(REQUIREMENTS)
Look through the material below for "abaixo". Copy every line that contains it.
.....
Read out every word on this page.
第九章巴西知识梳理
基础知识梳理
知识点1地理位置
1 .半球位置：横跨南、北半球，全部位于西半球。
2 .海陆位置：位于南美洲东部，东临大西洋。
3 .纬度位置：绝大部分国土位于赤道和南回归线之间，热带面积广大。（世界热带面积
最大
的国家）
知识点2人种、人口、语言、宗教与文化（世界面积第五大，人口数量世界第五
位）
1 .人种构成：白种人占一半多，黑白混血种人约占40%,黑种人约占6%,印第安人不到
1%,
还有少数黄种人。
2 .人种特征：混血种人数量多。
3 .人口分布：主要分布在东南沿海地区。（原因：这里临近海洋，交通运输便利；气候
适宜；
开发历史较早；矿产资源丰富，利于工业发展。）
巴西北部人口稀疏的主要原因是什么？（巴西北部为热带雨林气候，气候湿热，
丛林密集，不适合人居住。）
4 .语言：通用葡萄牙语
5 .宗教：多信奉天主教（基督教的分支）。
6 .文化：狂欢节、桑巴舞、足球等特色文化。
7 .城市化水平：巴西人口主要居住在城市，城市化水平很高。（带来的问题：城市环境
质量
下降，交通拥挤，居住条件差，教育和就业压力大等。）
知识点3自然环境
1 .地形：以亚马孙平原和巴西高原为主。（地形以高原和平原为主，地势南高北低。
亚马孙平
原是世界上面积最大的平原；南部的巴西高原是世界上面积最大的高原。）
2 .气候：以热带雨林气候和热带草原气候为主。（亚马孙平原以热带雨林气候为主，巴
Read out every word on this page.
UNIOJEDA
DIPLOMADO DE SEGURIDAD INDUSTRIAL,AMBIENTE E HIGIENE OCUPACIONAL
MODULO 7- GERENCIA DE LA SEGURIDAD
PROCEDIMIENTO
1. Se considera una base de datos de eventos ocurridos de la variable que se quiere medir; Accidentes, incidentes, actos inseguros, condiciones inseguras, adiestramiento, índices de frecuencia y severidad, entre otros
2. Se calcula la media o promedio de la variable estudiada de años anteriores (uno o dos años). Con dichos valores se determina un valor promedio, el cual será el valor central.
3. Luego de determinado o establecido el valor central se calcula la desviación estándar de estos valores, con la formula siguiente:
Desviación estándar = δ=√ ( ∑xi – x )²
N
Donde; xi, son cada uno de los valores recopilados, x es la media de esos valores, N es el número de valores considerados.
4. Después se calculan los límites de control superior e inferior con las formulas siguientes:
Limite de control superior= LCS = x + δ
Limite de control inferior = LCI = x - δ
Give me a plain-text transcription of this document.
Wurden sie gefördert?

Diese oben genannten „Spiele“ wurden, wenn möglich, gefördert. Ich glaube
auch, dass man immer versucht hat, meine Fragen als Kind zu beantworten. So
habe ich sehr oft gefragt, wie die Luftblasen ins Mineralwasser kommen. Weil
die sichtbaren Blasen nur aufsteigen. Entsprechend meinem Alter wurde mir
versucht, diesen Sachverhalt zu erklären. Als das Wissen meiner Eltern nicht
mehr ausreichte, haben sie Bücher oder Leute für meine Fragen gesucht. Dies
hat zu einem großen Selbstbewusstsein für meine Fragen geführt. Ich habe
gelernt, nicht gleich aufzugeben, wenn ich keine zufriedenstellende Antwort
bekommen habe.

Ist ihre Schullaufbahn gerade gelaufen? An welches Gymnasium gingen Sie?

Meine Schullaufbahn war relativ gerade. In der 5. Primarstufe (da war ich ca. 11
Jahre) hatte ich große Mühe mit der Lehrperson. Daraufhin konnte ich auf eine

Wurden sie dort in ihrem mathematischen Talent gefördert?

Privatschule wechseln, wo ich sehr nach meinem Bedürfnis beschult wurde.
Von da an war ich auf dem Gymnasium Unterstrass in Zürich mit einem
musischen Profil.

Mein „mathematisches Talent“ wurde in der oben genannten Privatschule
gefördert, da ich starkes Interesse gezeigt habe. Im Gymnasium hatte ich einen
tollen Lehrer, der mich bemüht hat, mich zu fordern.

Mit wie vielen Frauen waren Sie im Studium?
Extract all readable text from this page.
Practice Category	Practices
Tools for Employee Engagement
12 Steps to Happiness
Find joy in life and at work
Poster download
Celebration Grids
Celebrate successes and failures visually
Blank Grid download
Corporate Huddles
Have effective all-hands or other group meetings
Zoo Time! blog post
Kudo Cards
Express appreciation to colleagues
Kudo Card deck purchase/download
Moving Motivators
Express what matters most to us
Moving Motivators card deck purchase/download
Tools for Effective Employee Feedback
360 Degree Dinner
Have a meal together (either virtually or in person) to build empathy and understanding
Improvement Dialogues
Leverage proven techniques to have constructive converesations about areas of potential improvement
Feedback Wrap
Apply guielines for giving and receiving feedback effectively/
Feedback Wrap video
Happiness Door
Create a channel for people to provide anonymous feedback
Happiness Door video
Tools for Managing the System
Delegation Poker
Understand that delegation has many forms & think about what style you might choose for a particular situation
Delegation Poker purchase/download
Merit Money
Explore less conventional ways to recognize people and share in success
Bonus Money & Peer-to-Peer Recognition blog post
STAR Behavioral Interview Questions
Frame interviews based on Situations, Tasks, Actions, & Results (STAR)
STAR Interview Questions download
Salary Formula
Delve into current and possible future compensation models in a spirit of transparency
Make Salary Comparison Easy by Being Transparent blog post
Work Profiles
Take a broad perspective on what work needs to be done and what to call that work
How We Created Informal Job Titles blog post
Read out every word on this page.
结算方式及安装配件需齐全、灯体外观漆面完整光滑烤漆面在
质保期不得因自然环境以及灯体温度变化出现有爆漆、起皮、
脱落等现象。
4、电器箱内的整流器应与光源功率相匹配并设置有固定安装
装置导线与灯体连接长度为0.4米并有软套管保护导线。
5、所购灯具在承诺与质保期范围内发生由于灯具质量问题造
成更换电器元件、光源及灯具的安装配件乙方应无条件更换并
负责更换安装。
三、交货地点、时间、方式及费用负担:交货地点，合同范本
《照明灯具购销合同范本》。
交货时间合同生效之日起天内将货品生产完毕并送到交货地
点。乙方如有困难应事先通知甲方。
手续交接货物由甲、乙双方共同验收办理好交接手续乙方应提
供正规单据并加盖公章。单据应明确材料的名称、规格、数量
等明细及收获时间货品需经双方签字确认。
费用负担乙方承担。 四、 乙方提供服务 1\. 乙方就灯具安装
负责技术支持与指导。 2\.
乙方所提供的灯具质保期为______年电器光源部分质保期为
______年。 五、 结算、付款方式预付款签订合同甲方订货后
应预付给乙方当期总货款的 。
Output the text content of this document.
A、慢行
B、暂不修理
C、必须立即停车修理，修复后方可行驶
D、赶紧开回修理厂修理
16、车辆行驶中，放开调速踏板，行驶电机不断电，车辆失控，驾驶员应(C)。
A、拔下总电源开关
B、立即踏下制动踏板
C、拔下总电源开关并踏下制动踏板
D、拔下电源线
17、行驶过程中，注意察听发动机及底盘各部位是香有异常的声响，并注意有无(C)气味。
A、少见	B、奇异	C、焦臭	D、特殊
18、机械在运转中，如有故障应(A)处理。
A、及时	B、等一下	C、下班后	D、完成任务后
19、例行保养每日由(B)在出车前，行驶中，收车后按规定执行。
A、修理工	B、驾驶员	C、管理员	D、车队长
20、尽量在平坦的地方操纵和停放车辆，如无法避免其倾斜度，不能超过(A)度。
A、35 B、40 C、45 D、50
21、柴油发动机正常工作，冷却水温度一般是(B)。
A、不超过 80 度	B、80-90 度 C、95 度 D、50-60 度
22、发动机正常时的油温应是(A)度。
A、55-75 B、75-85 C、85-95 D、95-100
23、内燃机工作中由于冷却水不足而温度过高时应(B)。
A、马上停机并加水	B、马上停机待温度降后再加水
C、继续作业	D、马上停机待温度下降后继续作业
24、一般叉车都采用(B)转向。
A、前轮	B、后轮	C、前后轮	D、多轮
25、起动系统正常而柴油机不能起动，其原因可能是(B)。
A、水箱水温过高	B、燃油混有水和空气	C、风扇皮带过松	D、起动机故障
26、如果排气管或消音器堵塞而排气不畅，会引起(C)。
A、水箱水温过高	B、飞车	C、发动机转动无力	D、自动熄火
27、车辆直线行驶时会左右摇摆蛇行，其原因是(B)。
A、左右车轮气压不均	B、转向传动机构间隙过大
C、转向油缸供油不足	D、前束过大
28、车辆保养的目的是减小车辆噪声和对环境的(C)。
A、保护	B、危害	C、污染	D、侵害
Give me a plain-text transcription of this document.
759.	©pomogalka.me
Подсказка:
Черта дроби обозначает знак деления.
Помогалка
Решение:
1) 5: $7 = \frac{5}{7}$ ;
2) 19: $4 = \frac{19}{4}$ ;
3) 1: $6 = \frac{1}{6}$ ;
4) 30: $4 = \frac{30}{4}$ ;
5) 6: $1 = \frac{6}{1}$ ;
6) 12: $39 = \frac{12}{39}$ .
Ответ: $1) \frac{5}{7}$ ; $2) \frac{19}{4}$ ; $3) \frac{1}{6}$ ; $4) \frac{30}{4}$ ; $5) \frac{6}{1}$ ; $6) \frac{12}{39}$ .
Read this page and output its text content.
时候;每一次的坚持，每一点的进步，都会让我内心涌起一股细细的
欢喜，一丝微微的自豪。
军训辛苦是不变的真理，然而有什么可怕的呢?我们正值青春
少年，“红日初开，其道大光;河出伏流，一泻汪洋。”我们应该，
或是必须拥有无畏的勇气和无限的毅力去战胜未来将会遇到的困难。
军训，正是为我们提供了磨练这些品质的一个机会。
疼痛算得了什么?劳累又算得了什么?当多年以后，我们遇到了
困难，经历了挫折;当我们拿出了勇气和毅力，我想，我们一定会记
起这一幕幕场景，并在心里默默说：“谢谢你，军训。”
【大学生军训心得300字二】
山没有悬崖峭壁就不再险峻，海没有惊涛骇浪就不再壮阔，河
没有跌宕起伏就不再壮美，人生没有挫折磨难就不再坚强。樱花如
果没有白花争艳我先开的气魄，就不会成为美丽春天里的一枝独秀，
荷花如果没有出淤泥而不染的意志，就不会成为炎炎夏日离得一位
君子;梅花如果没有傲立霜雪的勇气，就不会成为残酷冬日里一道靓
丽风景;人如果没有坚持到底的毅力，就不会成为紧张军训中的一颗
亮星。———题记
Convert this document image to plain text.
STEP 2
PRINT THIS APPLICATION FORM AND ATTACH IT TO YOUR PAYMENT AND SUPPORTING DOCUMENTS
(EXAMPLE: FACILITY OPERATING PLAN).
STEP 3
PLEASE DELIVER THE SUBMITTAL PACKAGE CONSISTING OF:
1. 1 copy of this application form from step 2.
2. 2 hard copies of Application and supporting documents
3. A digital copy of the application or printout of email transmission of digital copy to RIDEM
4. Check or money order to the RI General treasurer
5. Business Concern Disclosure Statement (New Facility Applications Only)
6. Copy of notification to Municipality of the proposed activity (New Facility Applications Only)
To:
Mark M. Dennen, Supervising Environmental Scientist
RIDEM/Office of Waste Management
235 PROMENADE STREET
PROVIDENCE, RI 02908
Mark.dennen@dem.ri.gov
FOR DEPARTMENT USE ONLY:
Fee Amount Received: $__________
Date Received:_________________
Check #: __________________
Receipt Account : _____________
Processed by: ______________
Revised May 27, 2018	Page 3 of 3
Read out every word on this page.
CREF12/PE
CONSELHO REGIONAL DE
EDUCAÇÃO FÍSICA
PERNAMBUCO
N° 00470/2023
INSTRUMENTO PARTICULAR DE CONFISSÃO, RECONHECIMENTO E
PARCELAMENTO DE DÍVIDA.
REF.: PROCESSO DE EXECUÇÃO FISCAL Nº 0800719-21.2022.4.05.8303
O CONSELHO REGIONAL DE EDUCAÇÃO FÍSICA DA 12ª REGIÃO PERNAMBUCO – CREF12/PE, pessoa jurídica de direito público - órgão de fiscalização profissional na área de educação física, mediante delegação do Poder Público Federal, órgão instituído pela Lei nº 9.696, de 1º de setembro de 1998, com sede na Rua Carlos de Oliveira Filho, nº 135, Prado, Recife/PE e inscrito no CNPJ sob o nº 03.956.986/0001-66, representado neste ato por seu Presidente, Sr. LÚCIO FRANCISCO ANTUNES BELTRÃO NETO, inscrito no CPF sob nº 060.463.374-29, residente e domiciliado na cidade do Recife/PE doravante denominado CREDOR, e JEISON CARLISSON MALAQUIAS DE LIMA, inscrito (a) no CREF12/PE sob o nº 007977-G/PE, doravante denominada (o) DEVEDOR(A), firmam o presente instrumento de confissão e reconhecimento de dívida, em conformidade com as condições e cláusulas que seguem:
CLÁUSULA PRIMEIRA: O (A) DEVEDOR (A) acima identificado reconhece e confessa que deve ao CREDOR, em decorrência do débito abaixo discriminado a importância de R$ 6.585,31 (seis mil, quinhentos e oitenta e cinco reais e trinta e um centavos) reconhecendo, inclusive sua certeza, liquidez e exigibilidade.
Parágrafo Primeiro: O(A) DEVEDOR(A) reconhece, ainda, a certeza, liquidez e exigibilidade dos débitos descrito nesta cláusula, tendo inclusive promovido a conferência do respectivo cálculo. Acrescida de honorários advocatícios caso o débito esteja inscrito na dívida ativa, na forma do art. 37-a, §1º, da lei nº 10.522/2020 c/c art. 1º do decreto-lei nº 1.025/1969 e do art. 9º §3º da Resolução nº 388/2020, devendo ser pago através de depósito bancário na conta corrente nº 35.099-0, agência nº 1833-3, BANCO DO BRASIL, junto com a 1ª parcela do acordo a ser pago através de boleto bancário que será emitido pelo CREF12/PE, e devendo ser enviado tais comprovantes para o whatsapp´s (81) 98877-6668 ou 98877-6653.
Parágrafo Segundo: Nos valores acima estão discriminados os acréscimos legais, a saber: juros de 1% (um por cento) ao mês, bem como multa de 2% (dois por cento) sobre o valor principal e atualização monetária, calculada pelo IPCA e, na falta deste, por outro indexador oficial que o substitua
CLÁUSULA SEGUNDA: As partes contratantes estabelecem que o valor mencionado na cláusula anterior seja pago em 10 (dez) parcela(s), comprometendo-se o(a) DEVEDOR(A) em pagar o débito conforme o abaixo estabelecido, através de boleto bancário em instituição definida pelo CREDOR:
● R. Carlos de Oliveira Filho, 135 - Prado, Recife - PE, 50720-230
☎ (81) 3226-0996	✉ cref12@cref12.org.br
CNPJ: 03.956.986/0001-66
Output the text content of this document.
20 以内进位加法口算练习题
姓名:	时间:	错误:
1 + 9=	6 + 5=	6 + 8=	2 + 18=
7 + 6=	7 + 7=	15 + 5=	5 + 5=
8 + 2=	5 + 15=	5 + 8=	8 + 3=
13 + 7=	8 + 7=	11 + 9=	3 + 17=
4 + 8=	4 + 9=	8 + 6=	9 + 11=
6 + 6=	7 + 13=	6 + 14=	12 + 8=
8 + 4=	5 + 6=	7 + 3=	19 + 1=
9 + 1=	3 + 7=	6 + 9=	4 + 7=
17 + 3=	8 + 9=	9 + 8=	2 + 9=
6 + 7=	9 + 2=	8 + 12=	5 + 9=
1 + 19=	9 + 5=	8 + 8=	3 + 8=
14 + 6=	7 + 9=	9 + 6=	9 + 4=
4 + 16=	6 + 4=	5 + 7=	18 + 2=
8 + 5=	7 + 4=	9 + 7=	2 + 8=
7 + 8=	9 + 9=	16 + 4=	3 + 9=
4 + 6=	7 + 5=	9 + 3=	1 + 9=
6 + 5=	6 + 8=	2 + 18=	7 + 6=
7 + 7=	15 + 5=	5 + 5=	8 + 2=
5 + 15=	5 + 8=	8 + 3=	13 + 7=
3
.....
(EXERCISE SOLUTION)
CLÁUSULA PRIMEIRA: O (A) DEVEDOR (A) acima identificado reconhece e confessa que deve ao CREDOR, em decorrência do débito abaixo discriminado a importância de R$ 6.585,31 (seis mil, quinhentos e oitenta e cinco reais e trinta e um centavos) reconhecendo, inclusive sua certeza, liquidez e exigibilidade.
CLÁUSULA SEGUNDA: As partes contratantes estabelecem que o valor mencionado na cláusula anterior seja pago em 10 (dez) parcela(s), comprometendo-se o(a) DEVEDOR(A) em pagar o débito conforme o abaixo estabelecido, através de boleto bancário em instituição definida pelo CREDOR:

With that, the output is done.